*EXERCISE AIM*
Pick out each line below containing "heavy".

*DATA ENTRIES*
>> Start
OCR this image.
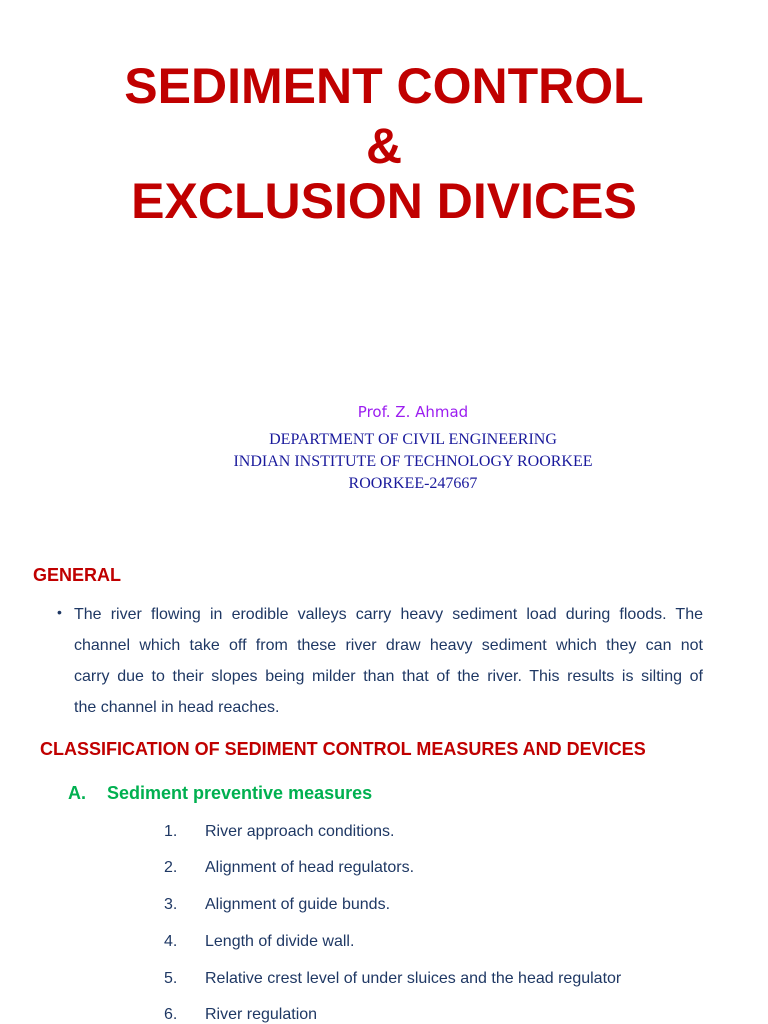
SEDIMENT CONTROL
&
EXCLUSION DIVICES
Prof. Z. Ahmad
DEPARTMENT OF CIVIL ENGINEERING
INDIAN INSTITUTE OF TECHNOLOGY ROORKEE
ROORKEE-247667
GENERAL
• The river flowing in erodible valleys carry heavy sediment load during floods. The
channel which take off from these river draw heavy sediment which they can not
carry due to their slopes being milder than that of the river. This results is silting of
the channel in head reaches.
CLASSIFICATION OF SEDIMENT CONTROL MEASURES AND DEVICES
A. Sediment preventive measures
1. River approach conditions.
2. Alignment of head regulators.
3. Alignment of guide bunds.
4. Length of divide wall.
5. Relative crest level of under sluices and the head regulator
6. River regulation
>> End
*OUTPUT OF THE TASK*
• The river flowing in erodible valleys carry heavy sediment load during floods. The
channel which take off from these river draw heavy sediment which they can not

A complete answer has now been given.